* WORKING DATA *
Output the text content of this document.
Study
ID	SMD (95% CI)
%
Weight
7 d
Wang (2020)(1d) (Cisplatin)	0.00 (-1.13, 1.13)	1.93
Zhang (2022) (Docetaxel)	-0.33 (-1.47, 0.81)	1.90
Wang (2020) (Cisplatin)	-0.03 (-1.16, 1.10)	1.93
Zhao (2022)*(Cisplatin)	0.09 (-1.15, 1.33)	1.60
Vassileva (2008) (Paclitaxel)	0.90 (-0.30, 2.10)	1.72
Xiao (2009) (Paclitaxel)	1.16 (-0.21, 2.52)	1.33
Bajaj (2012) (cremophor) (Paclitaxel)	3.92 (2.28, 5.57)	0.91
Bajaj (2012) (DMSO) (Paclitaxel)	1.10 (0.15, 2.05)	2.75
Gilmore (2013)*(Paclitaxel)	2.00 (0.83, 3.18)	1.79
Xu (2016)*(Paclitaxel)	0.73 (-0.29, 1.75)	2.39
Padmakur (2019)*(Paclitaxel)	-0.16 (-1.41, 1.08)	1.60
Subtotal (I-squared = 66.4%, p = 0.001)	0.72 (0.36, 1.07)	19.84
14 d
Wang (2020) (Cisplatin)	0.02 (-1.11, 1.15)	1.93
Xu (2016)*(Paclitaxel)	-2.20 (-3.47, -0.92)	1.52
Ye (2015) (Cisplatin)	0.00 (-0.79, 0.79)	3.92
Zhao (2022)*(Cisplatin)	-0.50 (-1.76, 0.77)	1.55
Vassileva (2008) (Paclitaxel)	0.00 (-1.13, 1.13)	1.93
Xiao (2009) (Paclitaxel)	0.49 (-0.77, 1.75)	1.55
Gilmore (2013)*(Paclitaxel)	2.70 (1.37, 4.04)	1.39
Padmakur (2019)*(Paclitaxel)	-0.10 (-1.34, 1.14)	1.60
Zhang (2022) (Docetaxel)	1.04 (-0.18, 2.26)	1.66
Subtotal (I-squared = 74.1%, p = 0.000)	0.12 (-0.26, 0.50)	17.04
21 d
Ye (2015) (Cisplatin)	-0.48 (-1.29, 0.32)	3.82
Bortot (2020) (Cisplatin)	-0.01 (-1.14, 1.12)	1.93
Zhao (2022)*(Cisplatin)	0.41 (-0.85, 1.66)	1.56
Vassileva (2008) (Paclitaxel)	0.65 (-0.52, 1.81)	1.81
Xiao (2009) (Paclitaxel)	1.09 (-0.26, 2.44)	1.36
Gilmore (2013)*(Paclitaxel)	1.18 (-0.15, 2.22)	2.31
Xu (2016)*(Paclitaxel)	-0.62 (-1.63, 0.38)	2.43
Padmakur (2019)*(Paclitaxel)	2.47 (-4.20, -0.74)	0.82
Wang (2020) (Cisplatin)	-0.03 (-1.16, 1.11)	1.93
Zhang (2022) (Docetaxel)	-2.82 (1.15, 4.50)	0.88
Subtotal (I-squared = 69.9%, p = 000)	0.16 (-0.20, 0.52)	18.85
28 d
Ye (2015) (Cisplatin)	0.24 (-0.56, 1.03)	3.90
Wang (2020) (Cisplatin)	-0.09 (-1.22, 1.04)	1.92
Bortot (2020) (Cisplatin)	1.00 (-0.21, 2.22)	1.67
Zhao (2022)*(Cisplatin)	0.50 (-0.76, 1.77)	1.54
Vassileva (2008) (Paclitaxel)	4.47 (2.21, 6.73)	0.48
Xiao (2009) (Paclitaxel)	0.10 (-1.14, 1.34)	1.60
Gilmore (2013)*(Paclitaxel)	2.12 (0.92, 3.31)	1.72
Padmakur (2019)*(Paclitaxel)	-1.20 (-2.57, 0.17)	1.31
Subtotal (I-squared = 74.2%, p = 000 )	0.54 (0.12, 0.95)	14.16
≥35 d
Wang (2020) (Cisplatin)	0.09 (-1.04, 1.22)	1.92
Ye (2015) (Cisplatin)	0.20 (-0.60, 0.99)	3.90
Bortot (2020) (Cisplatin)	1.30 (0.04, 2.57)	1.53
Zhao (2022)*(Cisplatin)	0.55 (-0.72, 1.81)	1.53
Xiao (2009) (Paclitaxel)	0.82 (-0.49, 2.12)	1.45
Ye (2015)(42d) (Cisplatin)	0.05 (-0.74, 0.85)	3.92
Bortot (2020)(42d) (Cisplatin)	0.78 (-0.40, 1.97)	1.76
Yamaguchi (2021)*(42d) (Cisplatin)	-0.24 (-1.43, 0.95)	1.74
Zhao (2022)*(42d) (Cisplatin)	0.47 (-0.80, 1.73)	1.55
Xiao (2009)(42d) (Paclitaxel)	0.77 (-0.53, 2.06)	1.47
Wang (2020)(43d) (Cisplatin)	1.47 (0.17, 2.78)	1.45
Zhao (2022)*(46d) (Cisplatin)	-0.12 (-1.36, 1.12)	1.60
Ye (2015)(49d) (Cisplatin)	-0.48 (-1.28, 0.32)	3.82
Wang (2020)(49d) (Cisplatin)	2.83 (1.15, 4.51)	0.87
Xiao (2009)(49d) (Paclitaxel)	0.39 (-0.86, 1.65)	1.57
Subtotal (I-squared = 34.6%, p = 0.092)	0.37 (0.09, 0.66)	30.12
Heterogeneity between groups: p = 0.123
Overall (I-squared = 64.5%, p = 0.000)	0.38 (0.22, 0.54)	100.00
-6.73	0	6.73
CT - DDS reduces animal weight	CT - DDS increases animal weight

* WHAT TO PRODUCE *
Say how many lines contain the string "Zhao", giving nothing but the count.

* EXERCISE RESPONSE *
7